## WHAT IS NEEDED
Determine which lines of the records include the word "Export", and copy them.

★ ★ ★ ★

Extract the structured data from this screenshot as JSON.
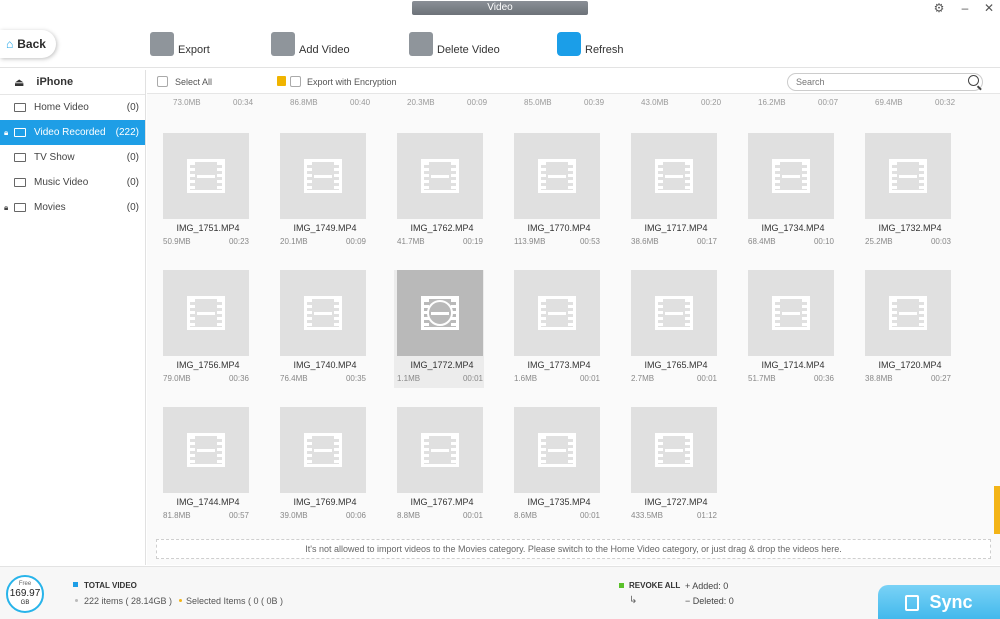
{
  "window": {
    "title": "Video",
    "settings_icon": "gear-icon",
    "minimize": "–",
    "close": "✕"
  },
  "toolbar": {
    "back_label": "Back",
    "export_label": "Export",
    "add_label": "Add Video",
    "delete_label": "Delete Video",
    "refresh_label": "Refresh"
  },
  "sidebar": {
    "device": "iPhone",
    "items": [
      {
        "label": "Home Video",
        "count": "(0)",
        "icon": "monitor-icon"
      },
      {
        "label": "Video Recorded",
        "count": "(222)",
        "icon": "camera-icon"
      },
      {
        "label": "TV Show",
        "count": "(0)",
        "icon": "tv-icon"
      },
      {
        "label": "Music Video",
        "count": "(0)",
        "icon": "music-icon"
      },
      {
        "label": "Movies",
        "count": "(0)",
        "icon": "film-icon"
      }
    ]
  },
  "filters": {
    "select_all": "Select All",
    "export_encryption": "Export with Encryption",
    "search_placeholder": "Search"
  },
  "top_row_meta": [
    {
      "size": "73.0MB",
      "dur": "00:34"
    },
    {
      "size": "86.8MB",
      "dur": "00:40"
    },
    {
      "size": "20.3MB",
      "dur": "00:09"
    },
    {
      "size": "85.0MB",
      "dur": "00:39"
    },
    {
      "size": "43.0MB",
      "dur": "00:20"
    },
    {
      "size": "16.2MB",
      "dur": "00:07"
    },
    {
      "size": "69.4MB",
      "dur": "00:32"
    }
  ],
  "rows": [
    [
      {
        "name": "IMG_1751.MP4",
        "size": "50.9MB",
        "dur": "00:23"
      },
      {
        "name": "IMG_1749.MP4",
        "size": "20.1MB",
        "dur": "00:09"
      },
      {
        "name": "IMG_1762.MP4",
        "size": "41.7MB",
        "dur": "00:19"
      },
      {
        "name": "IMG_1770.MP4",
        "size": "113.9MB",
        "dur": "00:53"
      },
      {
        "name": "IMG_1717.MP4",
        "size": "38.6MB",
        "dur": "00:17"
      },
      {
        "name": "IMG_1734.MP4",
        "size": "68.4MB",
        "dur": "00:10"
      },
      {
        "name": "IMG_1732.MP4",
        "size": "25.2MB",
        "dur": "00:03"
      }
    ],
    [
      {
        "name": "IMG_1756.MP4",
        "size": "79.0MB",
        "dur": "00:36"
      },
      {
        "name": "IMG_1740.MP4",
        "size": "76.4MB",
        "dur": "00:35"
      },
      {
        "name": "IMG_1772.MP4",
        "size": "1.1MB",
        "dur": "00:01"
      },
      {
        "name": "IMG_1773.MP4",
        "size": "1.6MB",
        "dur": "00:01"
      },
      {
        "name": "IMG_1765.MP4",
        "size": "2.7MB",
        "dur": "00:01"
      },
      {
        "name": "IMG_1714.MP4",
        "size": "51.7MB",
        "dur": "00:36"
      },
      {
        "name": "IMG_1720.MP4",
        "size": "38.8MB",
        "dur": "00:27"
      }
    ],
    [
      {
        "name": "IMG_1744.MP4",
        "size": "81.8MB",
        "dur": "00:57"
      },
      {
        "name": "IMG_1769.MP4",
        "size": "39.0MB",
        "dur": "00:06"
      },
      {
        "name": "IMG_1767.MP4",
        "size": "8.8MB",
        "dur": "00:01"
      },
      {
        "name": "IMG_1735.MP4",
        "size": "8.6MB",
        "dur": "00:01"
      },
      {
        "name": "IMG_1727.MP4",
        "size": "433.5MB",
        "dur": "01:12"
      }
    ]
  ],
  "hint": "It's not allowed to  import videos to the Movies category.  Please switch to the Home Video category, or just drag & drop the videos here.",
  "footer": {
    "free_label": "Free",
    "free_value": "169.97",
    "free_unit": "GB",
    "total_label": "TOTAL VIDEO",
    "items_label": "222 items ( 28.14GB )",
    "selected_label": "Selected Items ( 0 ( 0B )",
    "revoke_label": "REVOKE ALL",
    "revoke_arrow": "↳",
    "added_label": "+  Added: 0",
    "deleted_label": "−  Deleted: 0",
    "sync_label": "Sync"
  },
  "colors": {
    "accent": "#1e9ee6",
    "highlight": "#f3b417",
    "revoke": "#5ac12b",
    "sync": "#41b8ec"
  }
}
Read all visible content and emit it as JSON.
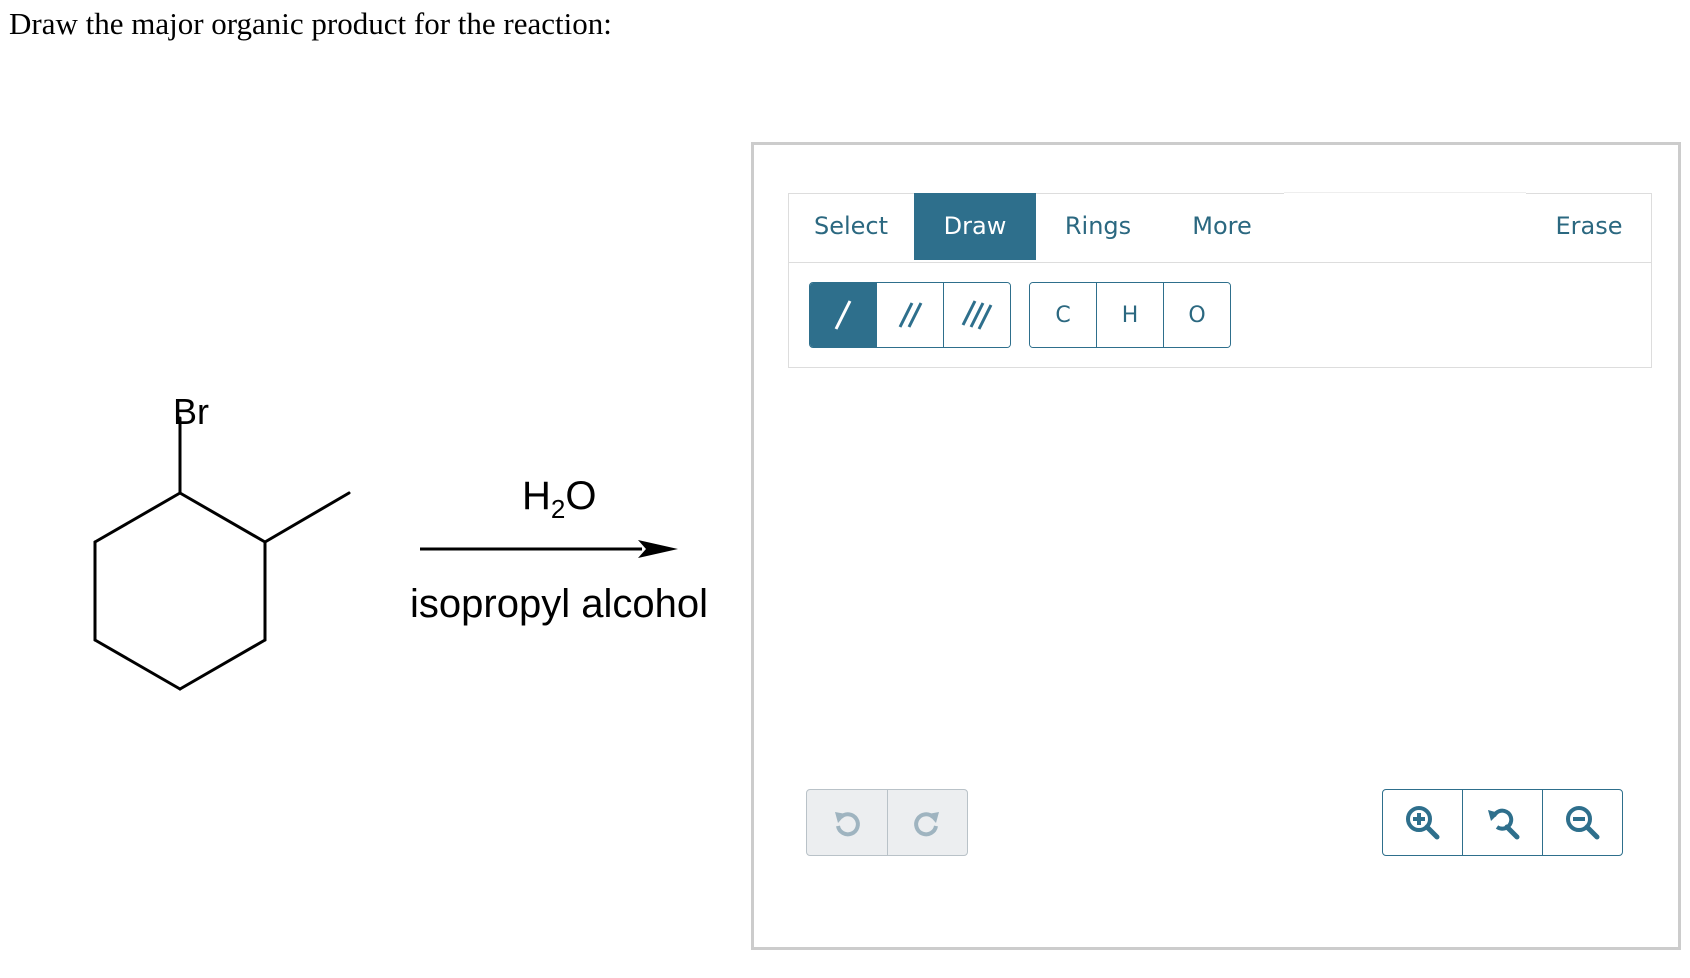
{
  "question": {
    "text": "Draw the major organic product for the reaction:"
  },
  "reaction": {
    "substituent_label": "Br",
    "reagent_top_main": "H",
    "reagent_top_sub": "2",
    "reagent_top_tail": "O",
    "reagent_bottom": "isopropyl alcohol"
  },
  "widget": {
    "tabs": {
      "select": "Select",
      "draw": "Draw",
      "rings": "Rings",
      "more": "More",
      "erase": "Erase"
    },
    "active_tab": "Draw",
    "bond_buttons": [
      "single-bond",
      "double-bond",
      "triple-bond"
    ],
    "atom_buttons": [
      "C",
      "H",
      "O"
    ],
    "undo_icons": [
      "undo-icon",
      "redo-icon"
    ],
    "zoom_icons": [
      "zoom-in-icon",
      "zoom-reset-icon",
      "zoom-out-icon"
    ]
  },
  "colors": {
    "accent": "#2e6f8c",
    "tab_text": "#2b6880",
    "disabled_icon": "#9fb4c0",
    "border": "#cccccc"
  }
}
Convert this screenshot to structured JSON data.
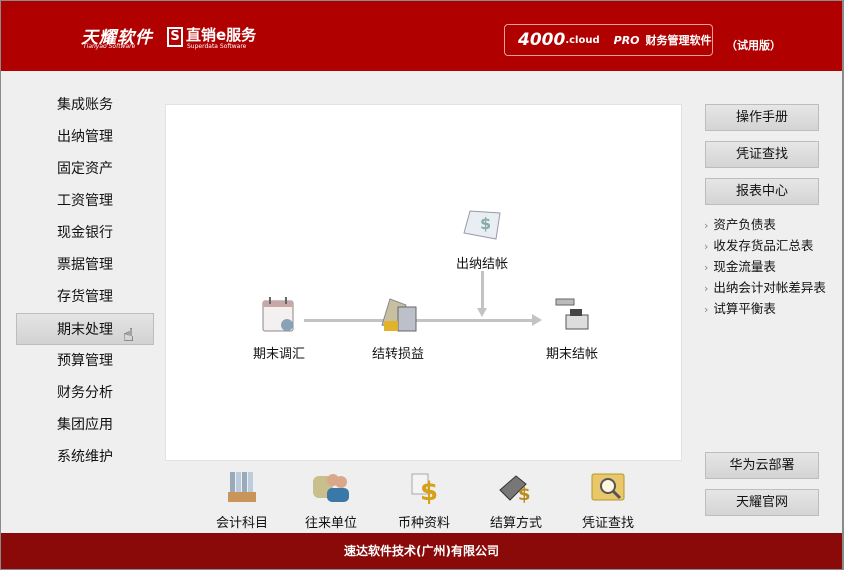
{
  "header": {
    "logo_cn": "天耀软件",
    "logo_en": "Tianyao Software",
    "logo2_cn": "直销e服务",
    "logo2_en": "Superdata Software",
    "product_num": "4000",
    "product_cloud": ".cloud",
    "product_pro": "PRO",
    "product_name": "财务管理软件",
    "trial": "（试用版）"
  },
  "sidebar": {
    "items": [
      "集成账务",
      "出纳管理",
      "固定资产",
      "工资管理",
      "现金银行",
      "票据管理",
      "存货管理",
      "期末处理",
      "预算管理",
      "财务分析",
      "集团应用",
      "系统维护"
    ],
    "active": "期末处理"
  },
  "flow": {
    "nodes": [
      "期末调汇",
      "结转损益",
      "出纳结帐",
      "期末结帐"
    ]
  },
  "right": {
    "buttons": [
      "操作手册",
      "凭证查找",
      "报表中心"
    ],
    "reports": [
      "资产负债表",
      "收发存货品汇总表",
      "现金流量表",
      "出纳会计对帐差异表",
      "试算平衡表"
    ],
    "bottom_buttons": [
      "华为云部署",
      "天耀官网"
    ]
  },
  "toolbar": {
    "items": [
      "会计科目",
      "往来单位",
      "币种资料",
      "结算方式",
      "凭证查找"
    ]
  },
  "footer": {
    "company": "速达软件技术(广州)有限公司"
  }
}
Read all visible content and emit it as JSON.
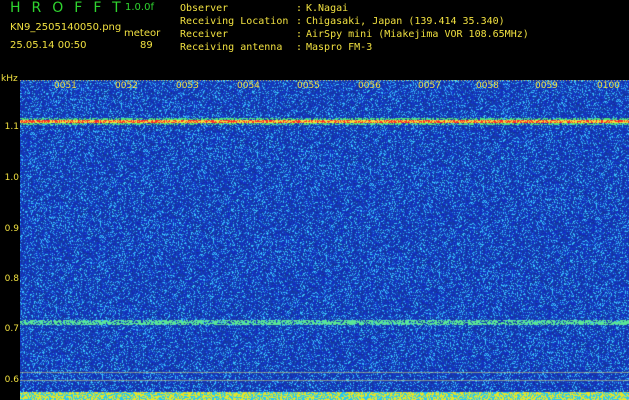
{
  "header": {
    "logo": "HROFFT",
    "version": "1.0.0f",
    "filename": "KN9_2505140050.png",
    "timestamp": "25.05.14 00:50",
    "meteor_label": "meteor",
    "meteor_count": "89"
  },
  "info": [
    {
      "key": "Observer",
      "value": "K.Nagai"
    },
    {
      "key": "Receiving Location",
      "value": "Chigasaki, Japan (139.414 35.340)"
    },
    {
      "key": "Receiver",
      "value": "AirSpy mini (Miakejima VOR 108.65MHz)"
    },
    {
      "key": "Receiving antenna",
      "value": "Maspro FM-3"
    }
  ],
  "axis": {
    "unit": "kHz",
    "y_ticks": [
      "1.1",
      "1.0",
      "0.9",
      "0.8",
      "0.7",
      "0.6"
    ],
    "x_ticks": [
      "0051",
      "0052",
      "0053",
      "0054",
      "0055",
      "0056",
      "0057",
      "0058",
      "0059",
      "0100"
    ]
  },
  "colors": {
    "background": "#000000",
    "label": "#f0e040",
    "logo": "#2fd52f",
    "spectrum_base": "#1a2fb0",
    "carrier_line": "#ff3030"
  }
}
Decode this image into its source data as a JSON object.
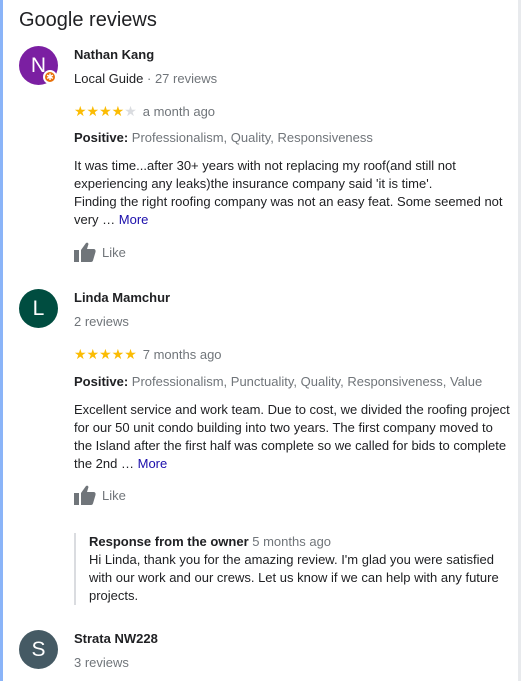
{
  "header": {
    "title": "Google reviews"
  },
  "reviews": [
    {
      "avatar_letter": "N",
      "avatar_color": "#7b1fa2",
      "name": "Nathan Kang",
      "guide_label": "Local Guide",
      "count_label": " · 27 reviews",
      "rating": 4,
      "stars_full": "★★★★",
      "stars_empty": "★",
      "when": "a month ago",
      "attrs_label": "Positive:",
      "attrs_values": " Professionalism, Quality, Responsiveness",
      "text": "It was time...after 30+ years with not replacing my roof(and still not experiencing any leaks)the insurance company said 'it is time'.\nFinding the right roofing company was not an easy feat. Some seemed not very …",
      "more_label": "More",
      "like_label": "Like"
    },
    {
      "avatar_letter": "L",
      "avatar_color": "#004d40",
      "name": "Linda Mamchur",
      "count_label": "2 reviews",
      "rating": 5,
      "stars_full": "★★★★★",
      "when": "7 months ago",
      "attrs_label": "Positive:",
      "attrs_values": " Professionalism, Punctuality, Quality, Responsiveness, Value",
      "text": "Excellent service and work team. Due to cost, we divided the roofing project for our 50 unit condo building into two years.  The first company moved to the Island after the first half was complete so we called for bids to complete the 2nd …",
      "more_label": "More",
      "like_label": "Like",
      "owner_response": {
        "label": "Response from the owner",
        "when": " 5 months ago",
        "text": "Hi Linda, thank you for the amazing review. I'm glad you were satisfied with our work and our crews. Let us know if we can help with any future projects."
      }
    },
    {
      "avatar_letter": "S",
      "avatar_color": "#455a64",
      "name": "Strata NW228",
      "count_label": "3 reviews"
    }
  ]
}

★ ★ ★ ★

## THE SOLUTION
    "export_label": "Export",
    "export_encryption": "Export with Encryption",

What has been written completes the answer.